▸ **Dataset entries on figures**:
═══

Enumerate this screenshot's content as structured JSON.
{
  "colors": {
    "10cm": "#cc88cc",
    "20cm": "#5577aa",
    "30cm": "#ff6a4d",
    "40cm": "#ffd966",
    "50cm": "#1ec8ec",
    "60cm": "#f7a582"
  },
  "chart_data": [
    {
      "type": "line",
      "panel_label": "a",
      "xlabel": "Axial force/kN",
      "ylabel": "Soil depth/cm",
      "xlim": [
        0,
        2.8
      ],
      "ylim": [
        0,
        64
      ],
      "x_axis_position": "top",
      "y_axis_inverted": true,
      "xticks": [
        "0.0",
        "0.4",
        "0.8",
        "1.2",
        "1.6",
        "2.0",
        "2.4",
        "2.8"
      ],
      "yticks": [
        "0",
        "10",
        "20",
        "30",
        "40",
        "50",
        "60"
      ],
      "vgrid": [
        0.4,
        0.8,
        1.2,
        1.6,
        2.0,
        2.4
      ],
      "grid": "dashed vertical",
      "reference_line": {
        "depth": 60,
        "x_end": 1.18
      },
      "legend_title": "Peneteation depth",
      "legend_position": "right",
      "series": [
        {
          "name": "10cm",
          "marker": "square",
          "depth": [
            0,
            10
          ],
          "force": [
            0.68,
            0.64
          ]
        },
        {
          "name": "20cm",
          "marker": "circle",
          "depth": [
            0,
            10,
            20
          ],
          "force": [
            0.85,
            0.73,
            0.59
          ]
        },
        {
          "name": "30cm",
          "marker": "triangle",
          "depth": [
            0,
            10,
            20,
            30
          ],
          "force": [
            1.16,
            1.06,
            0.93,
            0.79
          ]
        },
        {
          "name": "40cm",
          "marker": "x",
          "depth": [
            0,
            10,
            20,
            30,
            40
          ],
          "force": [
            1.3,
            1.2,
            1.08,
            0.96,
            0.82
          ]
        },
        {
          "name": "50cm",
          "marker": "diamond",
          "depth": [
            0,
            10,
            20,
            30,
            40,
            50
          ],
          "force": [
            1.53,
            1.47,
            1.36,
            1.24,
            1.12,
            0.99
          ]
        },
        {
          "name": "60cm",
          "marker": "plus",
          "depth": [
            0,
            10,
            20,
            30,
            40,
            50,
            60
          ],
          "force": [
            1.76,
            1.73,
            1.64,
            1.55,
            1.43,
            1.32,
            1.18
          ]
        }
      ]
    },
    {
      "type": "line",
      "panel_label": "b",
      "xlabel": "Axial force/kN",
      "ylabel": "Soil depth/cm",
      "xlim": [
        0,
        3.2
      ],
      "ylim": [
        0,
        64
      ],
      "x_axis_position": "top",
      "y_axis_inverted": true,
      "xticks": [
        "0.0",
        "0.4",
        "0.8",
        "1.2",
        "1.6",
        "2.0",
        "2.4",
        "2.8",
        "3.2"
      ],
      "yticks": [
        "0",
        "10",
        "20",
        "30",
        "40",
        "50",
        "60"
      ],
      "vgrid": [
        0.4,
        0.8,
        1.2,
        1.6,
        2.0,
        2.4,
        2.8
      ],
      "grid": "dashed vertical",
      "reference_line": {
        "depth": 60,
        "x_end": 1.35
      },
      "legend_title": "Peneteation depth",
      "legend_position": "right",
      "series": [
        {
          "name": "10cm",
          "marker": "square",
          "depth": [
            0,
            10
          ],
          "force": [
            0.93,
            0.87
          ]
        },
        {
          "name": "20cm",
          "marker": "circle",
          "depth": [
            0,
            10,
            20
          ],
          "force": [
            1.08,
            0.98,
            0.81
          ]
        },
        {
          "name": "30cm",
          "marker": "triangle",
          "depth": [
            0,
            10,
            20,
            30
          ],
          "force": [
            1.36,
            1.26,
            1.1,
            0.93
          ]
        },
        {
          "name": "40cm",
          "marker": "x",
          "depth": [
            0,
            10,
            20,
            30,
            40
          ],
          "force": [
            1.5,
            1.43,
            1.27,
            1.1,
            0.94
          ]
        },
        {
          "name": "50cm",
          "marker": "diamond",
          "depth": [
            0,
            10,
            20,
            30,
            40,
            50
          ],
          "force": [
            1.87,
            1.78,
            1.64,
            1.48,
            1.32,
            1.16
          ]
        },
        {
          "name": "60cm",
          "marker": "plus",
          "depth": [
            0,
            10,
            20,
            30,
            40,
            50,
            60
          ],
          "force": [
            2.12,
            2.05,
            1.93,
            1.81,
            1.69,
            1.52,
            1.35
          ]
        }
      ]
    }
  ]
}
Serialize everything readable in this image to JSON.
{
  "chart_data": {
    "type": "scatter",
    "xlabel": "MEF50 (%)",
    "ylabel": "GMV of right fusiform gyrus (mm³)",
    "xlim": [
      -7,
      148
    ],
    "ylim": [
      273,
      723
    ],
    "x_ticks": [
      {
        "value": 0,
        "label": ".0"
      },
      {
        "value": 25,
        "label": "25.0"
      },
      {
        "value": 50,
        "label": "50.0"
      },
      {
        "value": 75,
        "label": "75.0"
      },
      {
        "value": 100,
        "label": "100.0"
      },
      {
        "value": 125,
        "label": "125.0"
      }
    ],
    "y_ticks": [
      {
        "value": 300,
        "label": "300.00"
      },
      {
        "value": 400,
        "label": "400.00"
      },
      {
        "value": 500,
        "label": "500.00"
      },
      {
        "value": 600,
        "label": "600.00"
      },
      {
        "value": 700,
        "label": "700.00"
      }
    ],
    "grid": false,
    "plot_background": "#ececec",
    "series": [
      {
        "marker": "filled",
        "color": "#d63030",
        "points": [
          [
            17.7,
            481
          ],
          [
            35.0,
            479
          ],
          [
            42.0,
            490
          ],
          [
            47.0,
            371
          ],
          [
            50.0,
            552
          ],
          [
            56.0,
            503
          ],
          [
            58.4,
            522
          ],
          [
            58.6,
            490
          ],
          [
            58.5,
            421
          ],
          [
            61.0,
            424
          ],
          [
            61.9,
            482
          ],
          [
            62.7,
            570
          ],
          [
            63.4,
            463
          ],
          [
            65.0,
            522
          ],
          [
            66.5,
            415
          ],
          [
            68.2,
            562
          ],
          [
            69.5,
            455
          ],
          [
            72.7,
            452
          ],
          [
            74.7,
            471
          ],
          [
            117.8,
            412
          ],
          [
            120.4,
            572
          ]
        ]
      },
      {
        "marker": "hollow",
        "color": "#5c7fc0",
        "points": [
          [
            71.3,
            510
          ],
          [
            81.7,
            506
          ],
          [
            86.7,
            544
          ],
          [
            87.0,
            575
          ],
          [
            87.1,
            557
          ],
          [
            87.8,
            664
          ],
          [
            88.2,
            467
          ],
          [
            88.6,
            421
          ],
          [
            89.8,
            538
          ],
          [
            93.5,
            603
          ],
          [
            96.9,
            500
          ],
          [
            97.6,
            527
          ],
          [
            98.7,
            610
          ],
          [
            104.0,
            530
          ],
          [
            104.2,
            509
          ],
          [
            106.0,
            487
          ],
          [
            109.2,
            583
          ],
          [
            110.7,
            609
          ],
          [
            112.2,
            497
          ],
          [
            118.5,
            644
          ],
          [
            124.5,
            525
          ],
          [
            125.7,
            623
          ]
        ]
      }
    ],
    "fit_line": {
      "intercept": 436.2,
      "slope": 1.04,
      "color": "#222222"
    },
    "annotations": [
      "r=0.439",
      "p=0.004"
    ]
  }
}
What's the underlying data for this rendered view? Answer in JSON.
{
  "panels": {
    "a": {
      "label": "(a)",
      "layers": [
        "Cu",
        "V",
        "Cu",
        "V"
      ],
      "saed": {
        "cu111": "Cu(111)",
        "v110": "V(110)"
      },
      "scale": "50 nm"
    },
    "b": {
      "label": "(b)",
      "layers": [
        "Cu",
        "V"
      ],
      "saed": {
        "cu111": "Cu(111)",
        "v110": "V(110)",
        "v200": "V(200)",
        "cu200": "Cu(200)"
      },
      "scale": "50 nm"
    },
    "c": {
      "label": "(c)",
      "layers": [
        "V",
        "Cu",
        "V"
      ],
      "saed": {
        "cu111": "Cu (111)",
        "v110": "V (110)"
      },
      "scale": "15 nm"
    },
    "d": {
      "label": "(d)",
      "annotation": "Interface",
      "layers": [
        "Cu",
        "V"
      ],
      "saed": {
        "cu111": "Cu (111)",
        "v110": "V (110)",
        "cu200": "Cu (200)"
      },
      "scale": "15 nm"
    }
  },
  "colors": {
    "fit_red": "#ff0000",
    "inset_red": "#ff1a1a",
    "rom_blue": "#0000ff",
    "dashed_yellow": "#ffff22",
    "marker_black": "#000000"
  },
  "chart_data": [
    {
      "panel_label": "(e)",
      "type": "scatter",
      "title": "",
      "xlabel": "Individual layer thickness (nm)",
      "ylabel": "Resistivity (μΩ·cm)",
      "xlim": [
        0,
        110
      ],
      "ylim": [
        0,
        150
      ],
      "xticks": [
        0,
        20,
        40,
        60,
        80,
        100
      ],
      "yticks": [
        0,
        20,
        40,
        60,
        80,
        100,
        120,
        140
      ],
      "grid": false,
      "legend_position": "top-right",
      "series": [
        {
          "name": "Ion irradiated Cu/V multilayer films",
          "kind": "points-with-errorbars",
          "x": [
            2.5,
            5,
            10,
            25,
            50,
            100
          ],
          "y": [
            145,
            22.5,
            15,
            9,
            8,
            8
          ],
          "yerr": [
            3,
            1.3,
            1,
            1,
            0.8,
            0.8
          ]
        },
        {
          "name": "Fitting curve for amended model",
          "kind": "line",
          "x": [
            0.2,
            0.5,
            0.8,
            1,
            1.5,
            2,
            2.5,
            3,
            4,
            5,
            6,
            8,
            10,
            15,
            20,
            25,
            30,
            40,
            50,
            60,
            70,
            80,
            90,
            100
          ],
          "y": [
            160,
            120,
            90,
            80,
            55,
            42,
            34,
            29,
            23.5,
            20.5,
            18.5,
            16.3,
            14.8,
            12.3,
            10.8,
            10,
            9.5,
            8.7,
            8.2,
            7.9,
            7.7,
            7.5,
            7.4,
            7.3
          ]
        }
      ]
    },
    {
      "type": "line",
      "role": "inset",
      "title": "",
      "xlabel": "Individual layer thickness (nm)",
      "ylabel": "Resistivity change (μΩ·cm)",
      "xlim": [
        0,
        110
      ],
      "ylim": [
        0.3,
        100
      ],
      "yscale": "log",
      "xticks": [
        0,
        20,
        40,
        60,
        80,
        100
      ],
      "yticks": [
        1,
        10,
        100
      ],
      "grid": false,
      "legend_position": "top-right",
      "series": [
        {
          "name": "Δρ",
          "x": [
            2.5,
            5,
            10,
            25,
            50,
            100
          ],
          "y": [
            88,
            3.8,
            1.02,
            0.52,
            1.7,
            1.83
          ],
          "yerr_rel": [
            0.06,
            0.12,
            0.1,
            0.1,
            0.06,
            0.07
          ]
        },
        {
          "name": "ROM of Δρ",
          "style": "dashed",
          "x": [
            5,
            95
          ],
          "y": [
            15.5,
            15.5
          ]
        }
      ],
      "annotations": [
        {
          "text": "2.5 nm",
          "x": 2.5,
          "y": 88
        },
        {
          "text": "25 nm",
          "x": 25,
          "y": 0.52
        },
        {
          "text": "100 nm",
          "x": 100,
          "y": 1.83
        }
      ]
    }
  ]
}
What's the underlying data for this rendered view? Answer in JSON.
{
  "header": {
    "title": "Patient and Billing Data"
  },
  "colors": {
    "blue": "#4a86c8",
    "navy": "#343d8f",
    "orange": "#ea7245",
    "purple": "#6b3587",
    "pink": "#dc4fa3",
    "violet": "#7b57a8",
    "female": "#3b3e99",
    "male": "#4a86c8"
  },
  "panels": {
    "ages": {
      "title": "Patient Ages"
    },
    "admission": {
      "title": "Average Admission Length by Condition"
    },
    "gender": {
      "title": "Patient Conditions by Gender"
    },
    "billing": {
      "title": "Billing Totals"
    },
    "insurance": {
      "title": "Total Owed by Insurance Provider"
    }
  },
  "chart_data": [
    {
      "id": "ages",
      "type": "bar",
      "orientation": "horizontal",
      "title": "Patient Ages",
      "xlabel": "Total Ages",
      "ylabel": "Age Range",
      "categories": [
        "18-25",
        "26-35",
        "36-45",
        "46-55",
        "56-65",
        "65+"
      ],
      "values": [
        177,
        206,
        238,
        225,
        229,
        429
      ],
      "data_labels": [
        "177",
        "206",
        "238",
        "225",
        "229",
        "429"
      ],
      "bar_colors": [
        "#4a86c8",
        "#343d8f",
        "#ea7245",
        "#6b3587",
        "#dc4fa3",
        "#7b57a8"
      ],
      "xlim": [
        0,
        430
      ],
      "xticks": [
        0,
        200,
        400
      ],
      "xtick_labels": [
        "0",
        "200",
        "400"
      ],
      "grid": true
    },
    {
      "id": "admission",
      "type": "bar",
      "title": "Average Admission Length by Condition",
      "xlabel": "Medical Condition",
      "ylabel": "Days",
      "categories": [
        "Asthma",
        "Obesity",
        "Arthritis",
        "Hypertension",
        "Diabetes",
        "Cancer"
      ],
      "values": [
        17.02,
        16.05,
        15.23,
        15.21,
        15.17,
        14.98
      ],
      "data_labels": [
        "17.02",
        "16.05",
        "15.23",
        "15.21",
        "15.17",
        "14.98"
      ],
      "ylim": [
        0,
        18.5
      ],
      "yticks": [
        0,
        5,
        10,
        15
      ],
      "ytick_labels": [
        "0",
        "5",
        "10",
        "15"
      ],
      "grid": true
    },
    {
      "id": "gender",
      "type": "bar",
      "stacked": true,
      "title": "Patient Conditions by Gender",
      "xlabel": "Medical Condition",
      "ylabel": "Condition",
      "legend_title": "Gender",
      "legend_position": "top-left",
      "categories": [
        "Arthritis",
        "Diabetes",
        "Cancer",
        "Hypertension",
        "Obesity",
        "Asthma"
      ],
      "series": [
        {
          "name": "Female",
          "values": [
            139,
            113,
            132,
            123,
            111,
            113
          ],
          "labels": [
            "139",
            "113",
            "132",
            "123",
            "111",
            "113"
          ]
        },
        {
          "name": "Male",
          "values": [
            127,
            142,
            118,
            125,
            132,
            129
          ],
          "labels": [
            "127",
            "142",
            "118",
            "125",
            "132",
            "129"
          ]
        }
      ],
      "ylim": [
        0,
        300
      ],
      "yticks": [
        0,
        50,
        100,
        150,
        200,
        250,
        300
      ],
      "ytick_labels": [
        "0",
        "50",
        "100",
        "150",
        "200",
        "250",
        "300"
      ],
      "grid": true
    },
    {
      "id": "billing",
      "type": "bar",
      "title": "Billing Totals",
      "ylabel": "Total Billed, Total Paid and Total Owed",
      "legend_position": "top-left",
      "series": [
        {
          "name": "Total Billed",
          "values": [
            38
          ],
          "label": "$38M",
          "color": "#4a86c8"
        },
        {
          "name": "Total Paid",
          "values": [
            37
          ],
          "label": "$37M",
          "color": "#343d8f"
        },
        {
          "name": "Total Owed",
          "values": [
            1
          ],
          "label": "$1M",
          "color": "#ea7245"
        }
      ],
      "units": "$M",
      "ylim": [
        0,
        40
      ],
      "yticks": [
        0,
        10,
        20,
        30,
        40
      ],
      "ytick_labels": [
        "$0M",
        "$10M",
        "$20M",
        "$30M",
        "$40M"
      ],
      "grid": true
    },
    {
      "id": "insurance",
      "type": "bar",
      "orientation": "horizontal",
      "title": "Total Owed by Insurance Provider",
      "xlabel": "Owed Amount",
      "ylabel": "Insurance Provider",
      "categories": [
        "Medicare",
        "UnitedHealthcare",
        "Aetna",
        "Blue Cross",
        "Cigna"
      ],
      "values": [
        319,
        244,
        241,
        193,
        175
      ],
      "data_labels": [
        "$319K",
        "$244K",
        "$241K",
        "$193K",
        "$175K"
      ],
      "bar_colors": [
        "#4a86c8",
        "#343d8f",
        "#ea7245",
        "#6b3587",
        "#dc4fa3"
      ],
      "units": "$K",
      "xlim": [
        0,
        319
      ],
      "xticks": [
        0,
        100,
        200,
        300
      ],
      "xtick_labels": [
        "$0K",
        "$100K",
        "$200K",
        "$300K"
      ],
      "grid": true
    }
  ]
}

═══

▸ **REQUIREMENT**:
Count how many lines hold the string "Paid" and give that number alone.

▸ **OUTPUT**:
2